**DIRECTIONS FOR THIS TASK**
Set down each record exactly as written.

Stored records

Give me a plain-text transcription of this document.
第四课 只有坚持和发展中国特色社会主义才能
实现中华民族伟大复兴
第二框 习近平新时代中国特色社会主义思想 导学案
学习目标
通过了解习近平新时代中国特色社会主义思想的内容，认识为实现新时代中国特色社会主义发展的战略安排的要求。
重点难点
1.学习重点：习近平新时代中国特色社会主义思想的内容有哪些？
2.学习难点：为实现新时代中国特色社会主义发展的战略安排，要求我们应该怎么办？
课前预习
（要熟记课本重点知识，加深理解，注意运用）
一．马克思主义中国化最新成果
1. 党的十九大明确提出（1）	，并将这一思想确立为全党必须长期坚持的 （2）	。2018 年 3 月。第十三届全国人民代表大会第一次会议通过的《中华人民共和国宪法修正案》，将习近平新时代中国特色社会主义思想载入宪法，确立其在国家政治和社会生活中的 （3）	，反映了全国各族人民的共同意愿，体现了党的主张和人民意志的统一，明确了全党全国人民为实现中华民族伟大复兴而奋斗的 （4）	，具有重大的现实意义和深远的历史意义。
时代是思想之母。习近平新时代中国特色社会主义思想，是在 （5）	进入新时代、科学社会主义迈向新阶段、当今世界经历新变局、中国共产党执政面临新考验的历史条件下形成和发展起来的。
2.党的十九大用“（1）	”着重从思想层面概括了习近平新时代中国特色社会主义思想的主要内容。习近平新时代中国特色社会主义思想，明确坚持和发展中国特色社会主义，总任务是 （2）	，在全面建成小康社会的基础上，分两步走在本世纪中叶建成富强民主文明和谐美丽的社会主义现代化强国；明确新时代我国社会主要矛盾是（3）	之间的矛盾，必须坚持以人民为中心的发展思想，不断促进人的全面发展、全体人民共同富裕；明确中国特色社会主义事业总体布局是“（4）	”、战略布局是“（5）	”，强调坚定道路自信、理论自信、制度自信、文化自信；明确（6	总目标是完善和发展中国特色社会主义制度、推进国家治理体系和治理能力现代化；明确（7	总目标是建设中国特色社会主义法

**SOLUTION TO THIS TASK**
Give me a plain-text transcription of this document.
第四课 只有坚持和发展中国特色社会主义才能
实现中华民族伟大复兴
第二框 习近平新时代中国特色社会主义思想 导学案
学习目标
通过了解习近平新时代中国特色社会主义思想的内容，认识为实现新时代中国特色社会主义发展的战略安排的要求。
重点难点
1.学习重点：习近平新时代中国特色社会主义思想的内容有哪些？
2.学习难点：为实现新时代中国特色社会主义发展的战略安排，要求我们应该怎么办？
课前预习
（要熟记课本重点知识，加深理解，注意运用）
一．马克思主义中国化最新成果
1. 党的十九大明确提出（1）	，并将这一思想确立为全党必须长期坚持的 （2）	。2018 年 3 月。第十三届全国人民代表大会第一次会议通过的《中华人民共和国宪法修正案》，将习近平新时代中国特色社会主义思想载入宪法，确立其在国家政治和社会生活中的 （3）	，反映了全国各族人民的共同意愿，体现了党的主张和人民意志的统一，明确了全党全国人民为实现中华民族伟大复兴而奋斗的 （4）	，具有重大的现实意义和深远的历史意义。
时代是思想之母。习近平新时代中国特色社会主义思想，是在 （5）	进入新时代、科学社会主义迈向新阶段、当今世界经历新变局、中国共产党执政面临新考验的历史条件下形成和发展起来的。
2.党的十九大用“（1）	”着重从思想层面概括了习近平新时代中国特色社会主义思想的主要内容。习近平新时代中国特色社会主义思想，明确坚持和发展中国特色社会主义，总任务是 （2）	，在全面建成小康社会的基础上，分两步走在本世纪中叶建成富强民主文明和谐美丽的社会主义现代化强国；明确新时代我国社会主要矛盾是（3）	之间的矛盾，必须坚持以人民为中心的发展思想，不断促进人的全面发展、全体人民共同富裕；明确中国特色社会主义事业总体布局是“（4）	”、战略布局是“（5）	”，强调坚定道路自信、理论自信、制度自信、文化自信；明确（6	总目标是完善和发展中国特色社会主义制度、推进国家治理体系和治理能力现代化；明确（7	总目标是建设中国特色社会主义法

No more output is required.